# Anfänger: suche Tutorials zu Struts/EJB



## Lacos (10. Jun 2005)

Hallo zusammen.. Ich setze mich im Moment mit dem oben genannten Thema auseinander und würde gerne ganz in dieser Thematik einsteigen. 

1)

Gibt es im Netz irgendwo Tutorials die einem Struts/EJB etc detailliert von Anfang an erklären?

2) Gibt es vielleicht gute (deutsche) Bücher, welche sich mit dieser thematik auseinandersetzen?


Vielen Dank für eure Hilfe,
Lacos


----------



## Bleiglanz (11. Jun 2005)

1) nein

2) nein

Frage: kennst du dich mit Struts gut aus?

Frage: kennst du dich mit EJB gut aus?

es gibt tonnenweise tutorials für struts

und

es gibt tonnenweise tutorials für EJB


----------



## Lacos (12. Jun 2005)

-.-.-

• _AUFGABE 1_: Gib einen Abschnitt aus dem Forenthread zu Struts/EJB wortgetreu wieder. Beginne bei den Worten mit „# Anfänger: suche“ und höre nach „dieser Thematik einsteigen.“ auf.
• _AUFGABE 2_:
Beantworte die folgenden Fragen zum Forenthread zu Struts/EJB.
(a) An welchem Datum hat Bleiglanz geantwortet?
(b) In welcher Sprache sollen die Bücher sein, nach denen Lacos fragt?
(c) Wofür gibt es laut Bleiglanz tonnenweise Tutorials?

• _DATENAUSZUG_:
-.-.-

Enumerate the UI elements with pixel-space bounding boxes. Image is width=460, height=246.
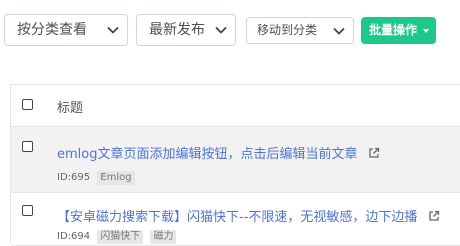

-.-.-

• _ERWARTETE AUSGABE 1_:
# Anfänger: suche Tutorials zu Struts/EJB



## Lacos (10. Jun 2005)

Hallo zusammen.. Ich setze mich im Moment mit dem oben genannten Thema auseinander und würde gerne ganz in dieser Thematik einsteigen.

• _ERWARTETE AUSGABE 2_:
(a) Am 11. Jun 2005.
(b) Auf Deutsch.
(c) Für Struts und für EJB.